* [STORED RECORDS]
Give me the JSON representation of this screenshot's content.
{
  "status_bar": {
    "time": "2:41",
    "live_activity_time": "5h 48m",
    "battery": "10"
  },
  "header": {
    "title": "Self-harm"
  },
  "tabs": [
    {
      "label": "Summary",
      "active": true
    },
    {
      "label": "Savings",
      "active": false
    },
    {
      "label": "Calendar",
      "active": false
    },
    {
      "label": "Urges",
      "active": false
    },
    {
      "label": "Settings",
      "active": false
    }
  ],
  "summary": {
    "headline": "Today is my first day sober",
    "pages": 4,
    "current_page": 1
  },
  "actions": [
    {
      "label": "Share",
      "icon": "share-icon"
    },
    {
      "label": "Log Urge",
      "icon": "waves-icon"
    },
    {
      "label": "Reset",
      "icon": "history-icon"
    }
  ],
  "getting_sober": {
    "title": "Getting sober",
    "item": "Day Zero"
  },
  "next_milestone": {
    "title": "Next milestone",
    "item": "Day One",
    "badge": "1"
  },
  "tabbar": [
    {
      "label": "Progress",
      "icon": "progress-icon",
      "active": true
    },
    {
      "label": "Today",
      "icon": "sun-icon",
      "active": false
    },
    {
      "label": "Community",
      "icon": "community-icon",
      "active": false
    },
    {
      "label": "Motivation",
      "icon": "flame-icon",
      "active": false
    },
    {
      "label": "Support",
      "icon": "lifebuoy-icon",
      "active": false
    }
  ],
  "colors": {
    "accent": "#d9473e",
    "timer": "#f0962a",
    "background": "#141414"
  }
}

* [DIRECTIVE] Write each line above out exactly.

* [ANSWER TO THE EXERCISE]
Give me the JSON representation of this screenshot's content.
{
  "status_bar": {
    "time": "2:41",
    "live_activity_time": "5h 48m",
    "battery": "10"
  },
  "header": {
    "title": "Self-harm"
  },
  "tabs": [
    {
      "label": "Summary",
      "active": true
    },
    {
      "label": "Savings",
      "active": false
    },
    {
      "label": "Calendar",
      "active": false
    },
    {
      "label": "Urges",
      "active": false
    },
    {
      "label": "Settings",
      "active": false
    }
  ],
  "summary": {
    "headline": "Today is my first day sober",
    "pages": 4,
    "current_page": 1
  },
  "actions": [
    {
      "label": "Share",
      "icon": "share-icon"
    },
    {
      "label": "Log Urge",
      "icon": "waves-icon"
    },
    {
      "label": "Reset",
      "icon": "history-icon"
    }
  ],
  "getting_sober": {
    "title": "Getting sober",
    "item": "Day Zero"
  },
  "next_milestone": {
    "title": "Next milestone",
    "item": "Day One",
    "badge": "1"
  },
  "tabbar": [
    {
      "label": "Progress",
      "icon": "progress-icon",
      "active": true
    },
    {
      "label": "Today",
      "icon": "sun-icon",
      "active": false
    },
    {
      "label": "Community",
      "icon": "community-icon",
      "active": false
    },
    {
      "label": "Motivation",
      "icon": "flame-icon",
      "active": false
    },
    {
      "label": "Support",
      "icon": "lifebuoy-icon",
      "active": false
    }
  ],
  "colors": {
    "accent": "#d9473e",
    "timer": "#f0962a",
    "background": "#141414"
  }
}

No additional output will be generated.